INFORMATION GIVEN:
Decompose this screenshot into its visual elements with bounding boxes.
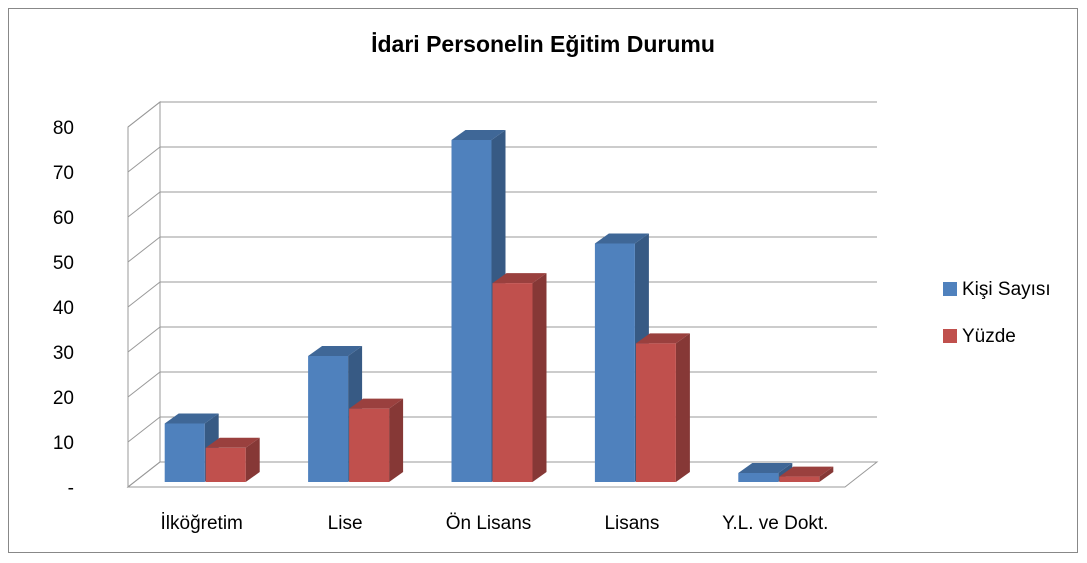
y-tick-label: 70 xyxy=(53,163,74,184)
x-tick-label: Lise xyxy=(328,513,363,534)
y-tick-label: 40 xyxy=(53,298,74,319)
bar-top xyxy=(635,333,690,344)
y-tick-label: - xyxy=(68,478,74,499)
bar-side xyxy=(389,398,404,482)
bar-top xyxy=(308,346,363,356)
bar-front xyxy=(594,243,635,482)
bar-side xyxy=(675,333,690,482)
bar-front xyxy=(779,476,820,482)
bar-top xyxy=(594,233,649,244)
x-tick-label: Ön Lisans xyxy=(446,513,532,534)
y-tick-label: 30 xyxy=(53,343,74,364)
grid-line xyxy=(127,191,877,218)
bar-front xyxy=(205,447,246,482)
bar-side xyxy=(245,437,260,482)
legend-swatch xyxy=(943,329,957,343)
bar-front xyxy=(308,356,349,482)
bar-side xyxy=(532,273,547,482)
grid-line xyxy=(127,101,877,128)
legend-label: Kişi Sayısı xyxy=(962,279,1051,300)
x-tick-label: Lisans xyxy=(604,513,659,534)
y-tick-label: 80 xyxy=(53,118,74,139)
bar-front xyxy=(451,140,492,482)
bar-top xyxy=(164,413,219,424)
bar-front xyxy=(349,408,390,482)
bar-top xyxy=(492,273,547,284)
x-tick-label: İlköğretim xyxy=(161,513,243,534)
grid-line xyxy=(127,146,877,173)
legend-label: Yüzde xyxy=(962,326,1016,347)
bar-side xyxy=(819,466,834,482)
bar xyxy=(492,273,547,482)
y-tick-label: 60 xyxy=(53,208,74,229)
chart-title: İdari Personelin Eğitim Durumu xyxy=(371,31,715,57)
bar-top xyxy=(205,437,260,448)
y-tick-label: 50 xyxy=(53,253,74,274)
bar-front xyxy=(635,343,676,482)
bar-top xyxy=(451,130,506,140)
bar xyxy=(205,437,260,482)
bar-front xyxy=(164,423,205,482)
bar-top xyxy=(779,466,834,477)
bar xyxy=(635,333,690,482)
y-tick-label: 10 xyxy=(53,433,74,454)
legend-swatch xyxy=(943,282,957,296)
bar-top xyxy=(349,398,404,409)
bar-top xyxy=(738,463,793,473)
bar xyxy=(779,466,834,482)
y-tick-label: 20 xyxy=(53,388,74,409)
x-tick-label: Y.L. ve Dokt. xyxy=(722,513,828,534)
bar-front xyxy=(492,283,533,482)
bar-front xyxy=(738,473,779,482)
bar xyxy=(349,398,404,482)
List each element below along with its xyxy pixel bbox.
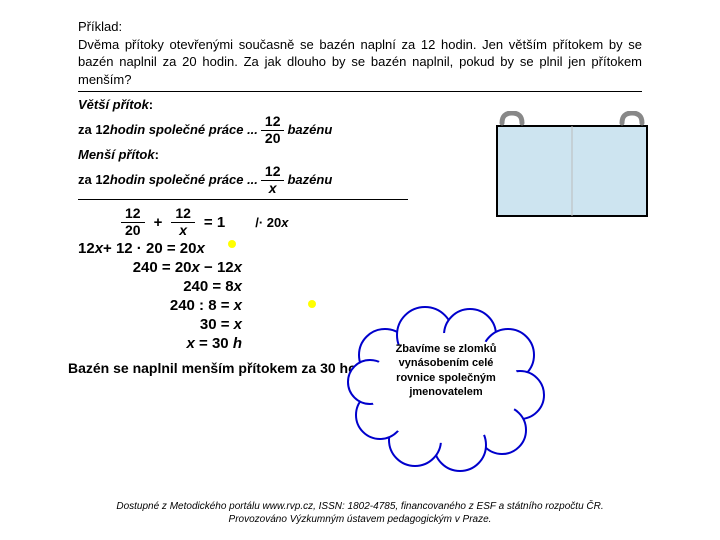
problem-title: Příklad: [78, 19, 122, 34]
footer-l1: Dostupné z Metodického portálu www.rvp.c… [0, 500, 720, 513]
w-l3a: Menší přítok [78, 146, 155, 164]
w-l2c: bazénu [287, 121, 332, 139]
frac-12-20: 1220 [261, 114, 285, 146]
eq-row-3: 240 = 20x − 12x [118, 259, 642, 276]
footer-l2: Provozováno Výzkumným ústavem pedagogick… [0, 513, 720, 526]
pool-diagram [482, 111, 662, 221]
frac-12-x: 12x [261, 164, 285, 196]
w-l2a: za 12 [78, 121, 110, 139]
eq-row-4: 240 = 8x [118, 278, 642, 295]
w-l4a: za 12 [78, 171, 110, 189]
marker-dot [308, 300, 316, 308]
w-l4c: bazénu [287, 171, 332, 189]
footer: Dostupné z Metodického portálu www.rvp.c… [0, 500, 720, 526]
w-l1b: : [149, 96, 153, 114]
marker-dot [228, 240, 236, 248]
cloud-text: Zbavíme se zlomků vynásobením celé rovni… [386, 342, 506, 399]
problem-statement: Příklad: Dvěma přítoky otevřenými součas… [78, 18, 642, 92]
eq-row-2: 12x + 12 · 20 = 20x [78, 240, 642, 257]
w-l1a: Větší přítok [78, 96, 149, 114]
divider [78, 199, 408, 200]
w-l3b: : [155, 146, 159, 164]
problem-text: Dvěma přítoky otevřenými současně se baz… [78, 37, 642, 87]
w-l2b: hodin společné práce ... [110, 121, 258, 139]
w-l4b: hodin společné práce ... [110, 171, 258, 189]
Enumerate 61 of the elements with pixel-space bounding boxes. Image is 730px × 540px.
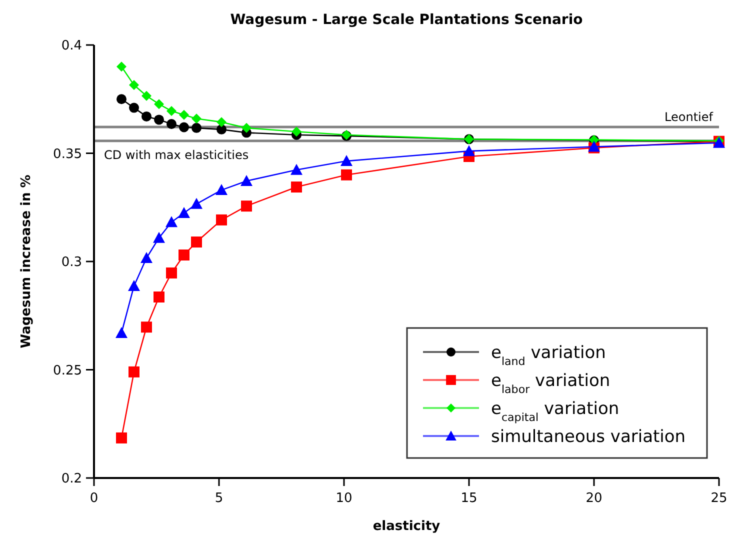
point: [290, 164, 302, 175]
chart-title: Wagesum - Large Scale Plantations Scenario: [230, 12, 584, 28]
point: [179, 122, 189, 132]
point: [116, 94, 126, 104]
point: [463, 145, 475, 156]
legend-label: e$_{land}$ variation: [491, 342, 606, 368]
point: [216, 214, 227, 226]
point: [166, 119, 176, 130]
point: [190, 198, 202, 209]
point: [216, 184, 228, 196]
x-tick-label: 20: [586, 491, 602, 506]
point: [178, 207, 190, 218]
point: [153, 232, 165, 243]
y-axis-title: Wagesum increase in %: [19, 174, 34, 348]
point: [191, 236, 202, 248]
legend-label: simultaneous variation: [491, 426, 686, 447]
point: [292, 126, 302, 137]
x-tick-label: 5: [214, 491, 224, 506]
x-tick-label: 25: [710, 491, 728, 506]
point: [154, 99, 164, 110]
y-tick-label: 0.25: [53, 363, 82, 378]
point: [241, 200, 252, 212]
y-tick-label: 0.35: [53, 146, 82, 162]
point: [178, 250, 190, 261]
point: [240, 174, 252, 186]
point: [216, 117, 226, 128]
point: [116, 326, 128, 338]
x-tick-label: 0: [90, 491, 98, 506]
x-tick-label: 15: [460, 491, 478, 506]
ref-line-label: Leontief: [664, 110, 714, 124]
point: [116, 62, 126, 72]
point: [129, 80, 139, 90]
y-tick-label: 0.2: [61, 472, 82, 487]
point: [142, 90, 152, 101]
point: [154, 114, 164, 125]
point: [179, 110, 189, 120]
point: [129, 102, 139, 113]
point: [140, 252, 152, 264]
point: [128, 280, 140, 291]
point: [291, 182, 302, 193]
y-tick-label: 0.3: [61, 255, 82, 270]
legend-label: e$_{labor}$ variation: [491, 370, 610, 396]
point: [216, 124, 226, 134]
point: [340, 155, 352, 166]
legend-label: e$_{capital}$ variation: [491, 398, 620, 424]
point: [142, 111, 152, 122]
point: [166, 106, 176, 116]
point: [192, 122, 202, 133]
point: [141, 322, 152, 333]
point: [242, 122, 252, 133]
point: [166, 216, 178, 228]
point: [116, 432, 127, 444]
point: [154, 292, 164, 303]
y-tick-label: 0.4: [61, 38, 82, 54]
x-tick-label: 10: [336, 491, 352, 506]
point: [166, 267, 177, 278]
x-axis-title: elasticity: [372, 519, 441, 534]
point: [192, 114, 202, 124]
point: [341, 169, 352, 180]
point: [128, 366, 140, 378]
ref-line-label: CD with max elasticities: [104, 148, 249, 162]
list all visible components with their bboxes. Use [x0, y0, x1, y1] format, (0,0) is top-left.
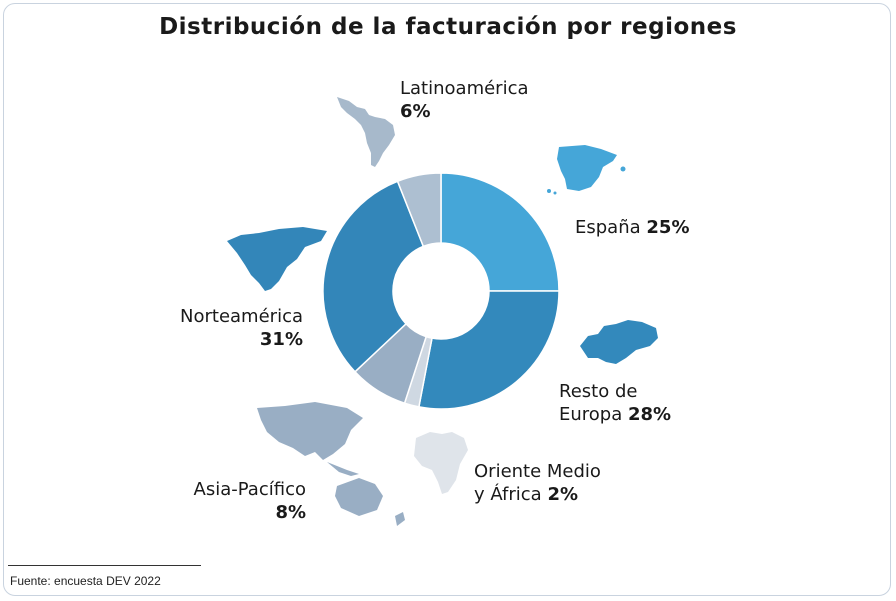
spain-map-icon [547, 145, 626, 195]
label-oriente-medio-value: 2% [547, 484, 579, 505]
chart-frame [3, 3, 891, 596]
label-espana-value: 25% [646, 217, 690, 238]
europe-map-icon [580, 320, 658, 364]
north-america-map-icon [227, 227, 327, 291]
label-espana: España 25% [575, 216, 689, 239]
label-latinoamerica: Latinoamérica 6% [400, 77, 529, 123]
label-norteamerica-name: Norteamérica [180, 306, 303, 327]
footer-source: Fuente: encuesta DEV 2022 [10, 574, 161, 588]
donut-slice-norteamerica [322, 180, 425, 373]
label-asia-pacifico-value: 8% [275, 502, 306, 523]
label-oriente-medio: Oriente Medio y África 2% [474, 460, 601, 506]
label-asia-pacifico-name: Asia-Pacífico [193, 479, 306, 500]
label-oriente-medio-name-1: Oriente Medio [474, 461, 601, 482]
south-america-map-icon [337, 97, 395, 167]
label-resto-europa: Resto de Europa 28% [559, 380, 671, 426]
label-norteamerica: Norteamérica 31% [150, 305, 303, 351]
label-espana-name: España [575, 217, 641, 238]
donut-slice-latinoamerica [396, 172, 442, 248]
donut-slice-espana [440, 172, 560, 292]
label-asia-pacifico: Asia-Pacífico 8% [175, 478, 306, 524]
label-latinoamerica-name: Latinoamérica [400, 78, 529, 99]
donut-slice-resto-de-europa [418, 290, 560, 410]
label-oriente-medio-name-2: y África [474, 484, 542, 505]
asia-pacific-map-icon [257, 402, 405, 526]
footer-divider [8, 565, 201, 566]
label-resto-europa-value: 28% [628, 404, 672, 425]
label-resto-europa-name-1: Resto de [559, 381, 638, 402]
africa-map-icon [414, 432, 468, 494]
label-latinoamerica-value: 6% [400, 101, 431, 122]
label-resto-europa-name-2: Europa [559, 404, 623, 425]
label-norteamerica-value: 31% [259, 329, 303, 350]
chart-title: Distribución de la facturación por regio… [159, 14, 737, 40]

DIRECTIONS:
Copy the rows verbatim from the line with "y-tick-label: 70 xyxy=(53,163,74,184)" up to and including the line with "y-tick-label: 60 xyxy=(53,208,74,229)".

RESULT:
y-tick-label: 70 xyxy=(53,163,74,184)
x-tick-label: Lise xyxy=(328,513,363,534)
y-tick-label: 40 xyxy=(53,298,74,319)
bar-top xyxy=(635,333,690,344)
y-tick-label: - xyxy=(68,478,74,499)
bar-side xyxy=(389,398,404,482)
bar-top xyxy=(308,346,363,356)
bar-front xyxy=(594,243,635,482)
bar-side xyxy=(675,333,690,482)
bar-front xyxy=(779,476,820,482)
bar-top xyxy=(594,233,649,244)
x-tick-label: Ön Lisans xyxy=(446,513,532,534)
y-tick-label: 30 xyxy=(53,343,74,364)
grid-line xyxy=(127,191,877,218)
bar-front xyxy=(205,447,246,482)
bar-side xyxy=(245,437,260,482)
legend-swatch xyxy=(943,329,957,343)
bar-front xyxy=(308,356,349,482)
bar-side xyxy=(532,273,547,482)
grid-line xyxy=(127,101,877,128)
legend-label: Kişi Sayısı xyxy=(962,279,1051,300)
x-tick-label: Lisans xyxy=(604,513,659,534)
y-tick-label: 80 xyxy=(53,118,74,139)
bar-front xyxy=(451,140,492,482)
bar-top xyxy=(164,413,219,424)
bar-front xyxy=(349,408,390,482)
bar-top xyxy=(492,273,547,284)
x-tick-label: İlköğretim xyxy=(161,513,243,534)
grid-line xyxy=(127,146,877,173)
legend-label: Yüzde xyxy=(962,326,1016,347)
bar-side xyxy=(819,466,834,482)
bar xyxy=(492,273,547,482)
y-tick-label: 60 xyxy=(53,208,74,229)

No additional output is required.